▶ [Brief]: Only a number is wanted here: the number of lines of the data that include "color".

▶ [Data for this exercise]:
* Begin *

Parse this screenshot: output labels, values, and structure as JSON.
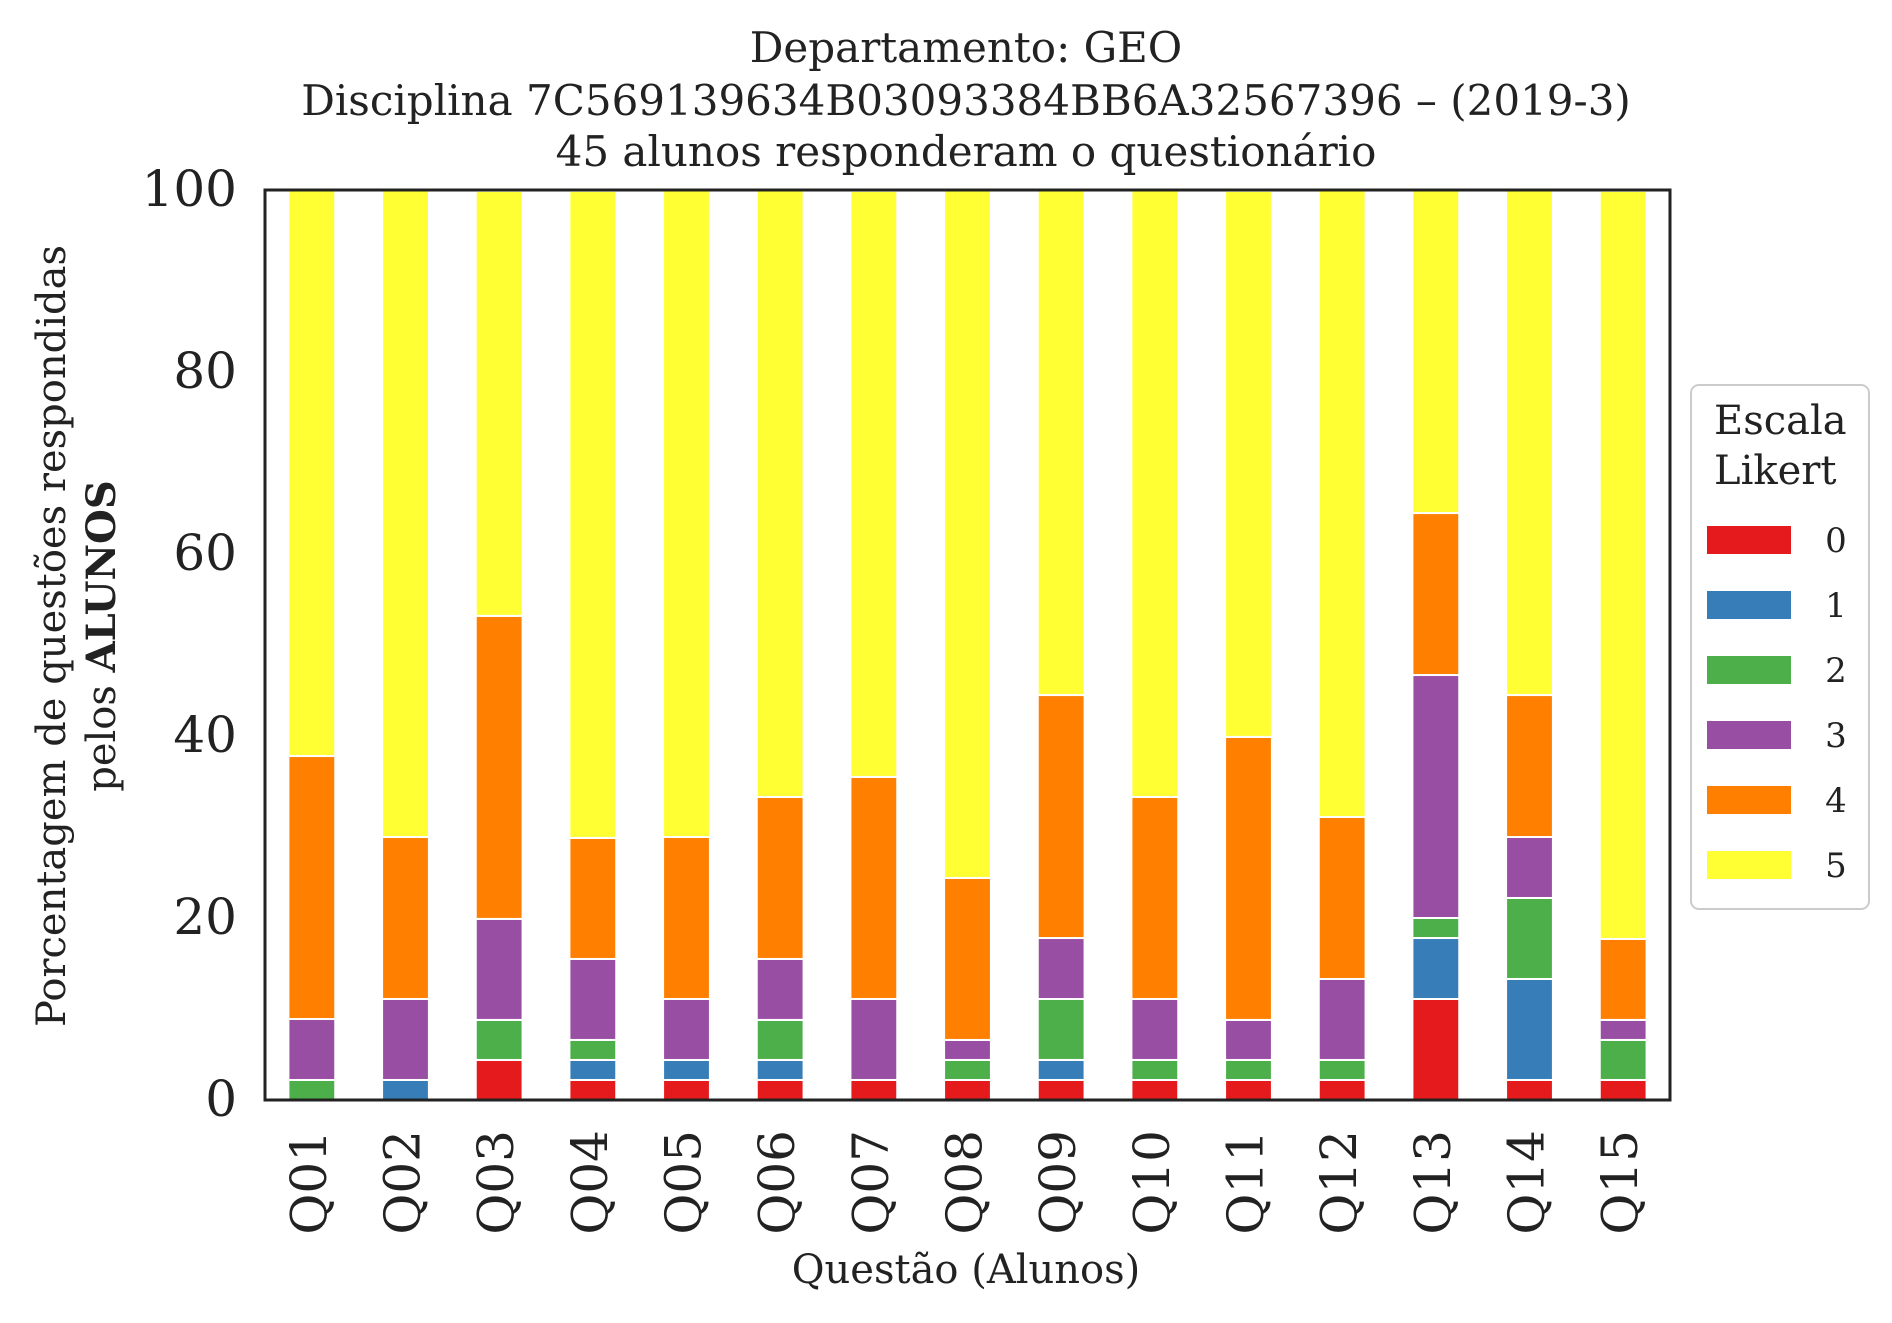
{
  "chart_data": {
    "type": "bar",
    "stacked": true,
    "title_lines": [
      "Departamento: GEO",
      "Disciplina 7C569139634B03093384BB6A32567396 – (2019-3)",
      "45 alunos responderam o questionário"
    ],
    "xlabel": "Questão (Alunos)",
    "ylabel_line1": "Porcentagem de questões respondidas",
    "ylabel_line2_prefix": "pelos ",
    "ylabel_line2_bold": "ALUNOS",
    "ylim": [
      0,
      100
    ],
    "yticks": [
      "0",
      "20",
      "40",
      "60",
      "80",
      "100"
    ],
    "categories": [
      "Q01",
      "Q02",
      "Q03",
      "Q04",
      "Q05",
      "Q06",
      "Q07",
      "Q08",
      "Q09",
      "Q10",
      "Q11",
      "Q12",
      "Q13",
      "Q14",
      "Q15"
    ],
    "legend": {
      "title_line1": "Escala",
      "title_line2": "Likert",
      "placement": "right"
    },
    "series": [
      {
        "name": "0",
        "color": "#e41a1c",
        "values": [
          0,
          0,
          4.4,
          2.2,
          2.2,
          2.2,
          2.2,
          2.2,
          2.2,
          2.2,
          2.2,
          2.2,
          11.1,
          2.2,
          2.2
        ]
      },
      {
        "name": "1",
        "color": "#377eb8",
        "values": [
          0,
          2.2,
          0,
          2.2,
          2.2,
          2.2,
          0,
          0,
          2.2,
          0,
          0,
          0,
          6.7,
          11.1,
          0
        ]
      },
      {
        "name": "2",
        "color": "#4daf4a",
        "values": [
          2.2,
          0,
          4.4,
          2.2,
          0,
          4.4,
          0,
          2.2,
          6.7,
          2.2,
          2.2,
          2.2,
          2.2,
          8.9,
          4.4
        ]
      },
      {
        "name": "3",
        "color": "#984ea3",
        "values": [
          6.7,
          8.9,
          11.1,
          8.9,
          6.7,
          6.7,
          8.9,
          2.2,
          6.7,
          6.7,
          4.4,
          8.9,
          26.7,
          6.7,
          2.2
        ]
      },
      {
        "name": "4",
        "color": "#ff7f00",
        "values": [
          28.9,
          17.8,
          33.3,
          13.3,
          17.8,
          17.8,
          24.4,
          17.8,
          26.7,
          22.2,
          31.1,
          17.8,
          17.8,
          15.6,
          8.9
        ]
      },
      {
        "name": "5",
        "color": "#ffff33",
        "values": [
          62.2,
          71.1,
          46.7,
          71.1,
          71.1,
          66.7,
          64.4,
          75.6,
          55.6,
          66.7,
          60.0,
          68.9,
          35.6,
          55.6,
          82.2
        ]
      }
    ]
  }
}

* End *

▶ [Response to this task]: 6